Extracts from a graphics dataset:
++++++++

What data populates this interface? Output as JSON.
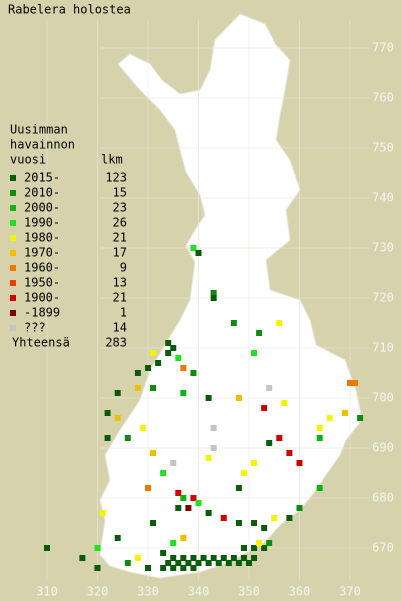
{
  "title": "Rabelera holostea",
  "legend": {
    "header": [
      "Uusimman",
      "havainnon",
      "vuosi"
    ],
    "count_header": "lkm",
    "rows": [
      {
        "label": "2015-",
        "count": 123,
        "color": "#0a5c0a"
      },
      {
        "label": "2010-",
        "count": 15,
        "color": "#118a11"
      },
      {
        "label": "2000-",
        "count": 23,
        "color": "#10b410"
      },
      {
        "label": "1990-",
        "count": 26,
        "color": "#22e022"
      },
      {
        "label": "1980-",
        "count": 21,
        "color": "#f4f400"
      },
      {
        "label": "1970-",
        "count": 17,
        "color": "#f0c000"
      },
      {
        "label": "1960-",
        "count": 9,
        "color": "#f07800"
      },
      {
        "label": "1950-",
        "count": 13,
        "color": "#f03c00"
      },
      {
        "label": "1900-",
        "count": 21,
        "color": "#d00000"
      },
      {
        "label": "-1899",
        "count": 1,
        "color": "#800000"
      },
      {
        "label": "???",
        "count": 14,
        "color": "#c4c4c4"
      }
    ],
    "total_label": "Yhteensä",
    "total": 283
  },
  "xticks": [
    310,
    320,
    330,
    340,
    350,
    360,
    370
  ],
  "yticks": [
    670,
    680,
    690,
    700,
    710,
    720,
    730,
    740,
    750,
    760,
    770
  ],
  "observations": [
    [
      339,
      730,
      3
    ],
    [
      340,
      729,
      0
    ],
    [
      343,
      721,
      1
    ],
    [
      343,
      720,
      0
    ],
    [
      347,
      715,
      1
    ],
    [
      356,
      715,
      4
    ],
    [
      352,
      713,
      1
    ],
    [
      351,
      709,
      3
    ],
    [
      334,
      711,
      0
    ],
    [
      335,
      710,
      0
    ],
    [
      334,
      709,
      0
    ],
    [
      331,
      709,
      4
    ],
    [
      332,
      707,
      0
    ],
    [
      330,
      706,
      0
    ],
    [
      328,
      705,
      0
    ],
    [
      336,
      708,
      3
    ],
    [
      337,
      706,
      6
    ],
    [
      339,
      705,
      1
    ],
    [
      324,
      701,
      0
    ],
    [
      322,
      697,
      0
    ],
    [
      328,
      702,
      5
    ],
    [
      331,
      702,
      1
    ],
    [
      337,
      701,
      2
    ],
    [
      342,
      700,
      0
    ],
    [
      348,
      700,
      5
    ],
    [
      354,
      702,
      10
    ],
    [
      353,
      698,
      8
    ],
    [
      357,
      699,
      4
    ],
    [
      370,
      703,
      6
    ],
    [
      371,
      703,
      6
    ],
    [
      372,
      696,
      1
    ],
    [
      369,
      697,
      5
    ],
    [
      366,
      696,
      4
    ],
    [
      364,
      694,
      4
    ],
    [
      364,
      692,
      2
    ],
    [
      356,
      692,
      8
    ],
    [
      354,
      691,
      0
    ],
    [
      358,
      689,
      8
    ],
    [
      360,
      687,
      8
    ],
    [
      351,
      687,
      4
    ],
    [
      349,
      685,
      4
    ],
    [
      348,
      682,
      0
    ],
    [
      343,
      694,
      10
    ],
    [
      343,
      690,
      10
    ],
    [
      342,
      688,
      4
    ],
    [
      335,
      687,
      10
    ],
    [
      333,
      685,
      3
    ],
    [
      330,
      682,
      6
    ],
    [
      329,
      694,
      4
    ],
    [
      324,
      696,
      5
    ],
    [
      322,
      692,
      0
    ],
    [
      326,
      692,
      1
    ],
    [
      331,
      689,
      5
    ],
    [
      336,
      681,
      8
    ],
    [
      337,
      680,
      2
    ],
    [
      339,
      680,
      8
    ],
    [
      336,
      678,
      0
    ],
    [
      338,
      678,
      9
    ],
    [
      340,
      679,
      3
    ],
    [
      342,
      677,
      0
    ],
    [
      345,
      676,
      8
    ],
    [
      348,
      675,
      0
    ],
    [
      351,
      675,
      0
    ],
    [
      353,
      674,
      0
    ],
    [
      355,
      676,
      4
    ],
    [
      358,
      676,
      0
    ],
    [
      360,
      678,
      1
    ],
    [
      364,
      682,
      2
    ],
    [
      331,
      675,
      0
    ],
    [
      321,
      677,
      4
    ],
    [
      324,
      672,
      0
    ],
    [
      320,
      670,
      3
    ],
    [
      310,
      670,
      0
    ],
    [
      317,
      668,
      0
    ],
    [
      320,
      666,
      0
    ],
    [
      326,
      667,
      1
    ],
    [
      328,
      668,
      4
    ],
    [
      330,
      666,
      0
    ],
    [
      333,
      669,
      0
    ],
    [
      335,
      671,
      3
    ],
    [
      337,
      672,
      5
    ],
    [
      334,
      667,
      0
    ],
    [
      336,
      667,
      0
    ],
    [
      338,
      667,
      0
    ],
    [
      340,
      667,
      0
    ],
    [
      342,
      667,
      0
    ],
    [
      344,
      667,
      0
    ],
    [
      346,
      667,
      0
    ],
    [
      348,
      667,
      0
    ],
    [
      350,
      667,
      0
    ],
    [
      335,
      668,
      0
    ],
    [
      337,
      668,
      0
    ],
    [
      339,
      668,
      0
    ],
    [
      341,
      668,
      0
    ],
    [
      343,
      668,
      0
    ],
    [
      345,
      668,
      0
    ],
    [
      347,
      668,
      0
    ],
    [
      349,
      668,
      0
    ],
    [
      351,
      668,
      0
    ],
    [
      333,
      666,
      0
    ],
    [
      335,
      666,
      0
    ],
    [
      337,
      666,
      0
    ],
    [
      339,
      666,
      0
    ],
    [
      349,
      670,
      0
    ],
    [
      351,
      670,
      0
    ],
    [
      353,
      670,
      0
    ],
    [
      352,
      671,
      4
    ],
    [
      354,
      671,
      1
    ]
  ]
}
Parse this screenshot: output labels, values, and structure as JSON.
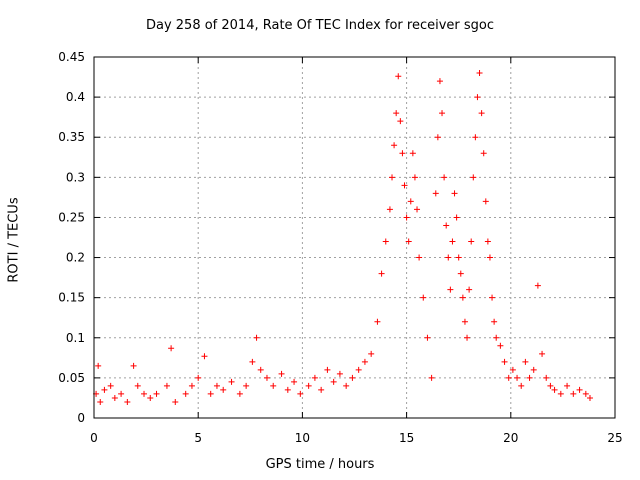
{
  "chart_data": {
    "type": "scatter",
    "title": "Day 258 of 2014, Rate Of TEC Index for receiver sgoc",
    "xlabel": "GPS time / hours",
    "ylabel": "ROTI / TECUs",
    "xlim": [
      0,
      25
    ],
    "ylim": [
      0,
      0.45
    ],
    "xticks": [
      "0",
      "5",
      "10",
      "15",
      "20",
      "25"
    ],
    "yticks": [
      "0",
      "0.05",
      "0.1",
      "0.15",
      "0.2",
      "0.25",
      "0.3",
      "0.35",
      "0.4",
      "0.45"
    ],
    "grid": true,
    "marker": "+",
    "color": "#ff0000",
    "series": [
      {
        "name": "ROTI",
        "x": [
          0.1,
          0.2,
          0.3,
          0.5,
          0.8,
          1.0,
          1.3,
          1.6,
          1.9,
          2.1,
          2.4,
          2.7,
          3.0,
          3.5,
          3.7,
          3.9,
          4.4,
          4.7,
          5.0,
          5.3,
          5.6,
          5.9,
          6.2,
          6.6,
          7.0,
          7.3,
          7.6,
          7.8,
          8.0,
          8.3,
          8.6,
          9.0,
          9.3,
          9.6,
          9.9,
          10.3,
          10.6,
          10.9,
          11.2,
          11.5,
          11.8,
          12.1,
          12.4,
          12.7,
          13.0,
          13.3,
          13.6,
          13.8,
          14.0,
          14.2,
          14.3,
          14.4,
          14.5,
          14.6,
          14.7,
          14.8,
          14.9,
          15.0,
          15.1,
          15.2,
          15.3,
          15.4,
          15.5,
          15.6,
          15.8,
          16.0,
          16.2,
          16.4,
          16.5,
          16.6,
          16.7,
          16.8,
          16.9,
          17.0,
          17.1,
          17.2,
          17.3,
          17.4,
          17.5,
          17.6,
          17.7,
          17.8,
          17.9,
          18.0,
          18.1,
          18.2,
          18.3,
          18.4,
          18.5,
          18.6,
          18.7,
          18.8,
          18.9,
          19.0,
          19.1,
          19.2,
          19.3,
          19.5,
          19.7,
          19.9,
          20.1,
          20.3,
          20.5,
          20.7,
          20.9,
          21.1,
          21.3,
          21.5,
          21.7,
          21.9,
          22.1,
          22.4,
          22.7,
          23.0,
          23.3,
          23.6,
          23.8
        ],
        "y": [
          0.03,
          0.065,
          0.02,
          0.035,
          0.04,
          0.025,
          0.03,
          0.02,
          0.065,
          0.04,
          0.03,
          0.025,
          0.03,
          0.04,
          0.087,
          0.02,
          0.03,
          0.04,
          0.05,
          0.077,
          0.03,
          0.04,
          0.035,
          0.045,
          0.03,
          0.04,
          0.07,
          0.1,
          0.06,
          0.05,
          0.04,
          0.055,
          0.035,
          0.045,
          0.03,
          0.04,
          0.05,
          0.035,
          0.06,
          0.045,
          0.055,
          0.04,
          0.05,
          0.06,
          0.07,
          0.08,
          0.12,
          0.18,
          0.22,
          0.26,
          0.3,
          0.34,
          0.38,
          0.426,
          0.37,
          0.33,
          0.29,
          0.25,
          0.22,
          0.27,
          0.33,
          0.3,
          0.26,
          0.2,
          0.15,
          0.1,
          0.05,
          0.28,
          0.35,
          0.42,
          0.38,
          0.3,
          0.24,
          0.2,
          0.16,
          0.22,
          0.28,
          0.25,
          0.2,
          0.18,
          0.15,
          0.12,
          0.1,
          0.16,
          0.22,
          0.3,
          0.35,
          0.4,
          0.43,
          0.38,
          0.33,
          0.27,
          0.22,
          0.2,
          0.15,
          0.12,
          0.1,
          0.09,
          0.07,
          0.05,
          0.06,
          0.05,
          0.04,
          0.07,
          0.05,
          0.06,
          0.165,
          0.08,
          0.05,
          0.04,
          0.035,
          0.03,
          0.04,
          0.03,
          0.035,
          0.03,
          0.025
        ]
      }
    ]
  }
}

++++++++

What is required:
Search the listing above for the string "title". Copy every line that contains it.

Result of the exercise:
  "title": "Rabelera holostea",
    "title": "Day 258 of 2014, Rate Of TEC Index for receiver sgoc",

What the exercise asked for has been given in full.